**YOUR GOAL:**
Search the listing below for the string "ylabel" and show each line that contains it.

**LISTING:**
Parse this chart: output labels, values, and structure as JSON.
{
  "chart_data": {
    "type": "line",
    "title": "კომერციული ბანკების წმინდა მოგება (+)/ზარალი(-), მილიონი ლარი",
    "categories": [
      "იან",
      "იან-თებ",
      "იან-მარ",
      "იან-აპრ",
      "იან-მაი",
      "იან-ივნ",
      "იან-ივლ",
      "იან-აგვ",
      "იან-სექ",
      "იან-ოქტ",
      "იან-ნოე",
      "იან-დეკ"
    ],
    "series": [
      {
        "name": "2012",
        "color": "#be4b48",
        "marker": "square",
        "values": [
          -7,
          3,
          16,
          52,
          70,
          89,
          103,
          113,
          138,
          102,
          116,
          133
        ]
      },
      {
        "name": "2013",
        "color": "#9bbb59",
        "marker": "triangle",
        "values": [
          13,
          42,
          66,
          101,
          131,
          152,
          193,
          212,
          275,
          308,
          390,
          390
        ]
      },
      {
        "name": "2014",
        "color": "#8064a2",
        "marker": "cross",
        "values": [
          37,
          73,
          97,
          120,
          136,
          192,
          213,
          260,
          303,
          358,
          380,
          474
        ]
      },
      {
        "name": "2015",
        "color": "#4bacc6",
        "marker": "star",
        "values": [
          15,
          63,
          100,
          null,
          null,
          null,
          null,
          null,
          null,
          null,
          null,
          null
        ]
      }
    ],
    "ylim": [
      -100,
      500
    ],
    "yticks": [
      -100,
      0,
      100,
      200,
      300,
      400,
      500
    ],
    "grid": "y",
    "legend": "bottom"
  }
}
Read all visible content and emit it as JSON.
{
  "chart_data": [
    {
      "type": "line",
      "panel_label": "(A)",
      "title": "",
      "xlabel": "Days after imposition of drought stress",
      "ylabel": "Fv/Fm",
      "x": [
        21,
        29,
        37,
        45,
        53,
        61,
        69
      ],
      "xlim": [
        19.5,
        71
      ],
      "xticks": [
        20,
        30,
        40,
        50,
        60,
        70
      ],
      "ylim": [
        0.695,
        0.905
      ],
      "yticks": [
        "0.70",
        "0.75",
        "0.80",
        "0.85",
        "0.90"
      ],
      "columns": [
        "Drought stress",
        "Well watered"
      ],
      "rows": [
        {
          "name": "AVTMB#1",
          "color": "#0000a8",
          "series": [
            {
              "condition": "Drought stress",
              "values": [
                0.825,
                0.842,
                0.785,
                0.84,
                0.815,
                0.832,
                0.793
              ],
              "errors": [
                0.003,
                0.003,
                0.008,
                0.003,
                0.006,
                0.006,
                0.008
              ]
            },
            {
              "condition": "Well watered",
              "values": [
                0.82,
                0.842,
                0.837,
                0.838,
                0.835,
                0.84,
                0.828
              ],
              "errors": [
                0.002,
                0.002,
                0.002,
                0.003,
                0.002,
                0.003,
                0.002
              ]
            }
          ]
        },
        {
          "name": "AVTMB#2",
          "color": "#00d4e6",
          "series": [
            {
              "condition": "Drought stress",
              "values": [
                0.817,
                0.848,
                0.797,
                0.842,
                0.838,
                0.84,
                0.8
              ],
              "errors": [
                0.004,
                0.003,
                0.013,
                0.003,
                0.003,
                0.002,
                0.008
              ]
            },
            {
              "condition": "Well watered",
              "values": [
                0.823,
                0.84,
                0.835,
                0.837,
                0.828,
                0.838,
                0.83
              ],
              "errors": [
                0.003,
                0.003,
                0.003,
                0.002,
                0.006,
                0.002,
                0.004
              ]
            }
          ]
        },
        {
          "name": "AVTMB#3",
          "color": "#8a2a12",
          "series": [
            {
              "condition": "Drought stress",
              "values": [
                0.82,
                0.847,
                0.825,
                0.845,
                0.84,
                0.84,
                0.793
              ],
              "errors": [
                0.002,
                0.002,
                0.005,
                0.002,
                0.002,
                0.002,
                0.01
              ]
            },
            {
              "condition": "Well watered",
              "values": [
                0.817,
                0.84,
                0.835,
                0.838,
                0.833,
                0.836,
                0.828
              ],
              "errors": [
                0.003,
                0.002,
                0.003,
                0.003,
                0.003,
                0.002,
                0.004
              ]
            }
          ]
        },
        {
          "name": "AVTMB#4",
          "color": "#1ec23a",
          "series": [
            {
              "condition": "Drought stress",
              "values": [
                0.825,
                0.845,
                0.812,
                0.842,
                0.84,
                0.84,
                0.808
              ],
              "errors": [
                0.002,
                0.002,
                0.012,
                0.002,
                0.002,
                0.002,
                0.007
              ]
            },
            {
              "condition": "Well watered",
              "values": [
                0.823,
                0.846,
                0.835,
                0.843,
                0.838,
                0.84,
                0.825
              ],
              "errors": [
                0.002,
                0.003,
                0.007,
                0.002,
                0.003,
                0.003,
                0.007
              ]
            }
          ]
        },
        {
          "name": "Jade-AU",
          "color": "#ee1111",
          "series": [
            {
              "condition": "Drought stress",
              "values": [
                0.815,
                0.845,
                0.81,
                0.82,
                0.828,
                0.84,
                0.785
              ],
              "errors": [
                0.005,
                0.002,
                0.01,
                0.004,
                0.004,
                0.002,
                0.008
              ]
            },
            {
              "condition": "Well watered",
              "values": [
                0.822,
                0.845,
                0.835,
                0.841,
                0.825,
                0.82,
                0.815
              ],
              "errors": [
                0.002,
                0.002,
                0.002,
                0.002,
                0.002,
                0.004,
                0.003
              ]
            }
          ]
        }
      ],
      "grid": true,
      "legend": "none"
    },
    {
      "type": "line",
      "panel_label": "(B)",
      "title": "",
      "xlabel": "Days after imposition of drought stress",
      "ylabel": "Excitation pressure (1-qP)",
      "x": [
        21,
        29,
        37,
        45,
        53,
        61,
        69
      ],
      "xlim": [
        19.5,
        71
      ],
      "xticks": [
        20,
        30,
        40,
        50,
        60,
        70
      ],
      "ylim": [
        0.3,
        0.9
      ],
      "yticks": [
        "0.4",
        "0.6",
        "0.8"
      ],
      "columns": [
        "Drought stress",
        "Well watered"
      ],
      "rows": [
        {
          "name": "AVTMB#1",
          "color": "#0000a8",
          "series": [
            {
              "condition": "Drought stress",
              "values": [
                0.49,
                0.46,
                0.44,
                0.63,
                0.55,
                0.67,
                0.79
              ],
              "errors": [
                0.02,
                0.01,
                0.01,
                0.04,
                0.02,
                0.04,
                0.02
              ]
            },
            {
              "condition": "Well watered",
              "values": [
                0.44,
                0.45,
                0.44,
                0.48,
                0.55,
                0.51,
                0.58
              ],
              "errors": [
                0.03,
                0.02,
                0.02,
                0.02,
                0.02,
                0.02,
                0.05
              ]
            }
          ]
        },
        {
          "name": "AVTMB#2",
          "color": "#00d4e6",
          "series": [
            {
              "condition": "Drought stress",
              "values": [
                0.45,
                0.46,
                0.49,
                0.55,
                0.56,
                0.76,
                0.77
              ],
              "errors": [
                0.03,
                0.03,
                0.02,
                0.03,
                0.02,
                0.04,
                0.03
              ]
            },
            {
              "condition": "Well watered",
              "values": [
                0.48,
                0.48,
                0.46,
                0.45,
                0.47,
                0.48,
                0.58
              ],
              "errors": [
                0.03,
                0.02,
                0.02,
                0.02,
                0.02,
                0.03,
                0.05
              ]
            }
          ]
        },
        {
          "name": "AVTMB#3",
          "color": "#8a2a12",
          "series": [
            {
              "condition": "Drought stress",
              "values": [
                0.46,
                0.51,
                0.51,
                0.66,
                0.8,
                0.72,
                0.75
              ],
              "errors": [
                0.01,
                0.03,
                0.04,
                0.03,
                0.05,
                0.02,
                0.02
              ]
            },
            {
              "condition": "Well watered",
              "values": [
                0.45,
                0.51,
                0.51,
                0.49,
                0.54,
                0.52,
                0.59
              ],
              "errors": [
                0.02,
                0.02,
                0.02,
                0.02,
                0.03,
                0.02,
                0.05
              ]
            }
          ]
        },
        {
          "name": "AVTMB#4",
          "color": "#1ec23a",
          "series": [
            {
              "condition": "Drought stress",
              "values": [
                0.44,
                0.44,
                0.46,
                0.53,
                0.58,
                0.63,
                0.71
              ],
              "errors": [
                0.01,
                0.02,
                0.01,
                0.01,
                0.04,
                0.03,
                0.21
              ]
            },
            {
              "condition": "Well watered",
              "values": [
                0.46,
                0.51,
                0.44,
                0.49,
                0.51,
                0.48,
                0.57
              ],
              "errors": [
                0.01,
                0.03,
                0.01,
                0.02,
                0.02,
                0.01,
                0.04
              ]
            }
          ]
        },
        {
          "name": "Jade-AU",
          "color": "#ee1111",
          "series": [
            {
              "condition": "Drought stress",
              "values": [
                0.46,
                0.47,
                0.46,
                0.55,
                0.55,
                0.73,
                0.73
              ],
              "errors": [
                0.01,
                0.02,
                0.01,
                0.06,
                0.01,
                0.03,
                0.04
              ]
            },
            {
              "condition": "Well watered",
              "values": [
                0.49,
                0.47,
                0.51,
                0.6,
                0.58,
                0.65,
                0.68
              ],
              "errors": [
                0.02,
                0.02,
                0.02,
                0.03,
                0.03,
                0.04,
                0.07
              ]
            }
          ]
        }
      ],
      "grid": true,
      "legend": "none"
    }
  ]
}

**EXPECTED ANSWER:**
      "ylabel": "Fv/Fm",
      "ylabel": "Excitation pressure (1-qP)",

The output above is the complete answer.